_AANGELEVERD FRAGMENT_

▼

Einde inhoudsopgave
Wetboek van Burgerlijke Rechtsvordering
Artikel 339 [Beroepstermijn]
Geldend
Geldend vanaf 01-05-2023
- Bronpublicatie:
25-01-2023, Stb. 2023, 41 (uitgifte: 10-02-2023, kamerstukken: 36212)
- Inwerkingtreding
01-05-2023
- Bronpublicatie inwerkingtreding:
20-03-2023, Stb. 2023, 97 (uitgifte: 27-03-2023, kamerstukken/regelingnummer: -)
- Vakgebied(en)
Onbekend (V)
Burgerlijk procesrecht / Hoger beroep
1.
De termijn voor het instellen van hoger beroep is drie maanden, te rekenen van de dag van de uitspraak van het vonnis dan wel de dag van de mondelinge uitspraak als bedoeld in artikel 29a.
2.
In afwijking van het eerste lid is de termijn van beroep van een vonnis in kort geding vier weken.
3.
De gedaagde in hoger beroep kan incidenteel beroep instellen, zelfs na verloop van deze termijnen en na berusting in het vonnis. Het incidenteel beroep wordt, op straffe van verval, ingesteld bij de conclusie van antwoord.

▲

_OPDRACHTEN_
1 – Kopieer uit het artikel over de beroepstermijn alles vanaf "- Inwerkingtreding" tot en met "in artikel 29a.".
2 – Hoe lang is volgens het artikel over de beroepstermijn de termijn van beroep van een vonnis in kort geding?
3 – Zet het artikel over de beroepstermijn voort na de laatste zin.

_MATERIAAL_
▼

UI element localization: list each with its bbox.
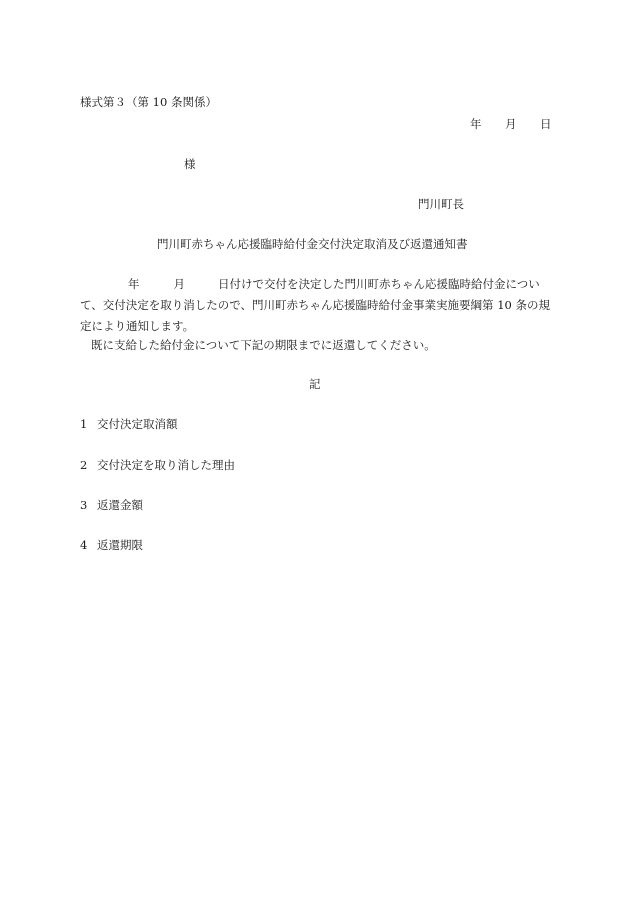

▲

_ANTWOORDEN_
1 –
- Inwerkingtreding
01-05-2023
- Bronpublicatie inwerkingtreding:
20-03-2023, Stb. 2023, 97 (uitgifte: 27-03-2023, kamerstukken/regelingnummer: -)
- Vakgebied(en)
Onbekend (V)
Burgerlijk procesrecht / Hoger beroep
1.
De termijn voor het instellen van hoger beroep is drie maanden, te rekenen van de dag van de uitspraak van het vonnis dan wel de dag van de mondelinge uitspraak als bedoeld in artikel 29a.

2 – De termijn van beroep van een vonnis in kort geding is vier weken.

3 –
4.
De afstand van instantie laat de mogelijkheid incidenteel beroep in te stellen onverlet. De gedaagde in hoger beroep kan op de roldatum waarop de afstand van instantie is gedaan, de rechter verzoeken voor het instellen van incidenteel beroep een termijn te bepalen. De gedaagde in hoger beroep kan het incidenteel beroep ook instellen op een roldatum die binnen twee weken na de afstand van instantie bij exploot aan eiser in hoger beroep is aangezegd. Artikel 74, eerste lid, tweede tot en met vierde volzin, is van overeenkomstige toepassing.
5.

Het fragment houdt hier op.